BEGIN

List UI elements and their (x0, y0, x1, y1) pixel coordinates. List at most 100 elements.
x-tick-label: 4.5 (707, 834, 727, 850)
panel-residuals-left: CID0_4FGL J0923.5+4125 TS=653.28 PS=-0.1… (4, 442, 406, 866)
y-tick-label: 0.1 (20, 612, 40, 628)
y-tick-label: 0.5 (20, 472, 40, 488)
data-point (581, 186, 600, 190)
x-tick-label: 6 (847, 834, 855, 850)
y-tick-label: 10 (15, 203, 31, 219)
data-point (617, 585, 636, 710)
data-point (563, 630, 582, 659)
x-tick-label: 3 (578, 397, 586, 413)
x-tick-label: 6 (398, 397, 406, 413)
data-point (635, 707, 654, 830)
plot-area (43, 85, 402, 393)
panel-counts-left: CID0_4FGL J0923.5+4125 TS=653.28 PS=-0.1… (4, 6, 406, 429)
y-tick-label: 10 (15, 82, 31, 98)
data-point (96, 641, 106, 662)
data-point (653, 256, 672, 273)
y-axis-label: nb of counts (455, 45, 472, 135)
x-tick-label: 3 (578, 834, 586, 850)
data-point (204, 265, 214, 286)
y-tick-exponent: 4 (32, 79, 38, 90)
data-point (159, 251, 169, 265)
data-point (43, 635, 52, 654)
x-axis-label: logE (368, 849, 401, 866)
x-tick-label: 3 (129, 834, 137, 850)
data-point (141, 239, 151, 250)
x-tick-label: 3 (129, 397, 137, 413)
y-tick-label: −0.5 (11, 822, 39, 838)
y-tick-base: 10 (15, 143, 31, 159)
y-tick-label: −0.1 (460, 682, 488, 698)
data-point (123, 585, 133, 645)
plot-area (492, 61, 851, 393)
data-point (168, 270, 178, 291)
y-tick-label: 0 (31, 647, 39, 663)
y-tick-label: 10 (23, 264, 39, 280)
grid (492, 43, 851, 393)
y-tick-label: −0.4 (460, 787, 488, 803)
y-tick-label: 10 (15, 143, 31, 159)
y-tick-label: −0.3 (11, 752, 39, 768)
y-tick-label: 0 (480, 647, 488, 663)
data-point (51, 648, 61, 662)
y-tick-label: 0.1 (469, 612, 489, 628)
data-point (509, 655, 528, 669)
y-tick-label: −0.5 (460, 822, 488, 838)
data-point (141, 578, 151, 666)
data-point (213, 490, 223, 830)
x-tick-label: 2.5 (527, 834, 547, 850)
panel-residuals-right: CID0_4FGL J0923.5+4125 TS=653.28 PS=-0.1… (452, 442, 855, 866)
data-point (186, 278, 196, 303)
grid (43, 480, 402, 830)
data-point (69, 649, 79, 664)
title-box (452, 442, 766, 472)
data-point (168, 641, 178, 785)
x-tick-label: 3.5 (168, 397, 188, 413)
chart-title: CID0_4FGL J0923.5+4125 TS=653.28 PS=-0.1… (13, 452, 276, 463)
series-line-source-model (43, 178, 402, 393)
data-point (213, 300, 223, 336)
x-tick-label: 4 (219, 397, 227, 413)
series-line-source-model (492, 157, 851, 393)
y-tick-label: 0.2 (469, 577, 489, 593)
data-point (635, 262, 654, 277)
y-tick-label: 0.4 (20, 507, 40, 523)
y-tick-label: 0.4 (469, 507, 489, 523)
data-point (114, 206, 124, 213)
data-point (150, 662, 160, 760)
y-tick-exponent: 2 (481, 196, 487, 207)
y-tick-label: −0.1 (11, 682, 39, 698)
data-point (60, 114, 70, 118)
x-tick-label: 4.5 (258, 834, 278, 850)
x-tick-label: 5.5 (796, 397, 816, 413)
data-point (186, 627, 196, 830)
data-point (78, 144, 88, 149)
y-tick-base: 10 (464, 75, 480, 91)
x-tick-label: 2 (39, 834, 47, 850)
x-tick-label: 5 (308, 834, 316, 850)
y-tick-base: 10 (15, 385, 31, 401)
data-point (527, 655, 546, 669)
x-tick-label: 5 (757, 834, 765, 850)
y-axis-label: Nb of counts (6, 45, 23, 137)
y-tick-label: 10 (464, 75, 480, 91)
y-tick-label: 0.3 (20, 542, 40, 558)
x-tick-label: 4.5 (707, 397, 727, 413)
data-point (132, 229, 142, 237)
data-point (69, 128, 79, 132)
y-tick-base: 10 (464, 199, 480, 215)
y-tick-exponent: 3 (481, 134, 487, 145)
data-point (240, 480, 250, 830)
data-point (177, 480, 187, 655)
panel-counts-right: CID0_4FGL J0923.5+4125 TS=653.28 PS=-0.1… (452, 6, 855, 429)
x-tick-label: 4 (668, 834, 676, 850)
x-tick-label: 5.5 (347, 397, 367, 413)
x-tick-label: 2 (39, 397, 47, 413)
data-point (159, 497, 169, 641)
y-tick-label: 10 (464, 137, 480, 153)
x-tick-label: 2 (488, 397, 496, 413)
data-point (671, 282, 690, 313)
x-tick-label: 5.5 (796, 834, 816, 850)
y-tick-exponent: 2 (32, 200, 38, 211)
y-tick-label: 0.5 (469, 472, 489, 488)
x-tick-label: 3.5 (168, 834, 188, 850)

END

What is expected -
Reformat the entries above as a numbered list, from their first line through the line containing "data-point (581, 186, 600, 190)", with both ends included and blank lines omitted.

Solution for this problem -
1. List UI elements and their (x0, y0, x1, y1) pixel coordinates. List at most 100 elements.
2. x-tick-label: 4.5 (707, 834, 727, 850)
3. panel-residuals-left: CID0_4FGL J0923.5+4125 TS=653.28 PS=-0.1… (4, 442, 406, 866)
4. y-tick-label: 0.1 (20, 612, 40, 628)
5. y-tick-label: 0.5 (20, 472, 40, 488)
6. data-point (581, 186, 600, 190)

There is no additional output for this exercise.